:: Task to carry out ::
According to the passage on The Real Geeks, in what month and year was TRG Media officially dissolved?

The Real Geeks (TRG Magazine)
- Available in: English
- Headquarters: Atlanta, Georgia Raleigh, North Carolina
- Editors: Ian Webb Sam Linville
- Website: therealgeeks.com
- Launched: January 2011
- Current status: Offline

= The Real Geeks =

The Real Geeks (however referred to as TRG Magazine) is a "geek culture" online magazine website with biweekly coverage of news and reviews in sections such as technology, music, entertainment, travel, and more, released in issues published every other Friday. The Real Geeks website was launched on January 10, 2011, by Ian Webb and Sam Linville, however the website has grown to have a full, operational staff.

==History==
Founder Ian Webb began developing The Real Geeks in October 2010. During the week of January 3, 2011, Webb finalized plans for The Real Geeks and version 1 of the site was officially launched on January 10. Due to the immediate heightened popularity and the multiple elements of The Real Geeks, the TRG Executive Team founded a parent company for The Real Geeks which they entitled TRG Media (the name reflects TRG, the flagship website). TRG Media also manages other online identities for other projects. After the closure of TRG Techcasts, TRG Media was officially dissolved in April 2012 and the company is now only The Real Geeks.

(Page layout parsing data)
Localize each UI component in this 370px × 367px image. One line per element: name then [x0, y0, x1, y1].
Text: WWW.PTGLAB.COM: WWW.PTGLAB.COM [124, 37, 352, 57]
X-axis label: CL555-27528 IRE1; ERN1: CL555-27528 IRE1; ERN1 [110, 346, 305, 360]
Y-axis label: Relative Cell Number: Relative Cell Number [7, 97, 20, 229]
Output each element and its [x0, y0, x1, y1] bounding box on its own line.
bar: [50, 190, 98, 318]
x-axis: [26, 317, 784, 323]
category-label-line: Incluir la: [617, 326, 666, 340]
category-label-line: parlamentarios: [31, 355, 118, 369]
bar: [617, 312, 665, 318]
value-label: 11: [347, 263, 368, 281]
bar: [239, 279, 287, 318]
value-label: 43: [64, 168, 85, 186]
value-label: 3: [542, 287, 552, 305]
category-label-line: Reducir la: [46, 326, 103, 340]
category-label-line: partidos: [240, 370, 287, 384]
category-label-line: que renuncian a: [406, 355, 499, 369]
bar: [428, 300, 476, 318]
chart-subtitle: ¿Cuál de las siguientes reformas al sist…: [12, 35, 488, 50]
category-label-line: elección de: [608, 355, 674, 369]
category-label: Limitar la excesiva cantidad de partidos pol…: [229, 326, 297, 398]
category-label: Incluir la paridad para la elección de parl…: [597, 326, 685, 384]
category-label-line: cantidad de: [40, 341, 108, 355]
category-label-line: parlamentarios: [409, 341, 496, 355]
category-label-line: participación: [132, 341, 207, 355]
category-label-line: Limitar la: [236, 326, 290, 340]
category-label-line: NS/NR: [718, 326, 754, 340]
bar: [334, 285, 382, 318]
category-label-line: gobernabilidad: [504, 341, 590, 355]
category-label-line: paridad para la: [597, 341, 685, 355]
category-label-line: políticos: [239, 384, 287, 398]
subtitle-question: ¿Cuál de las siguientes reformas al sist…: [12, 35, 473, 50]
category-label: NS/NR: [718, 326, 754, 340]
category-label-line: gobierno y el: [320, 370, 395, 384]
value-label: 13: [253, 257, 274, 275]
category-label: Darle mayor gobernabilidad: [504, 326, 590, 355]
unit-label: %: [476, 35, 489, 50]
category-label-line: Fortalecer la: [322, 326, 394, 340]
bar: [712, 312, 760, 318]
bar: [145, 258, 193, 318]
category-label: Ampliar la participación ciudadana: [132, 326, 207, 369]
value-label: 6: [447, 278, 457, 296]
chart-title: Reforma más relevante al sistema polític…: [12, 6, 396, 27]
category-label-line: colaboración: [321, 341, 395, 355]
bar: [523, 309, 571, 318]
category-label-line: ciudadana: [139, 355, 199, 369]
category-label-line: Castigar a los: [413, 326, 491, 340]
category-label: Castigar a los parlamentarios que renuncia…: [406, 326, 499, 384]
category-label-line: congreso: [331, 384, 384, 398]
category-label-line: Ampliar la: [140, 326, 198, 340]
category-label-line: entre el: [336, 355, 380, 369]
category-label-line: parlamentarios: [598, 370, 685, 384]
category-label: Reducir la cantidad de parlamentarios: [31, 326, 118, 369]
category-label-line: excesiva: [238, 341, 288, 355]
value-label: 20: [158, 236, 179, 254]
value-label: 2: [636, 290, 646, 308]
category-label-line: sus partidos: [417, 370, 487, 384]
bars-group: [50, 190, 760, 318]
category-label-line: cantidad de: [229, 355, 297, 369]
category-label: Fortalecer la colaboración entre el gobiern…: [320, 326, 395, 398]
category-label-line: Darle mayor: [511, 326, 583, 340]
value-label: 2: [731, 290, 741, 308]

:: Completed task ::
April 2012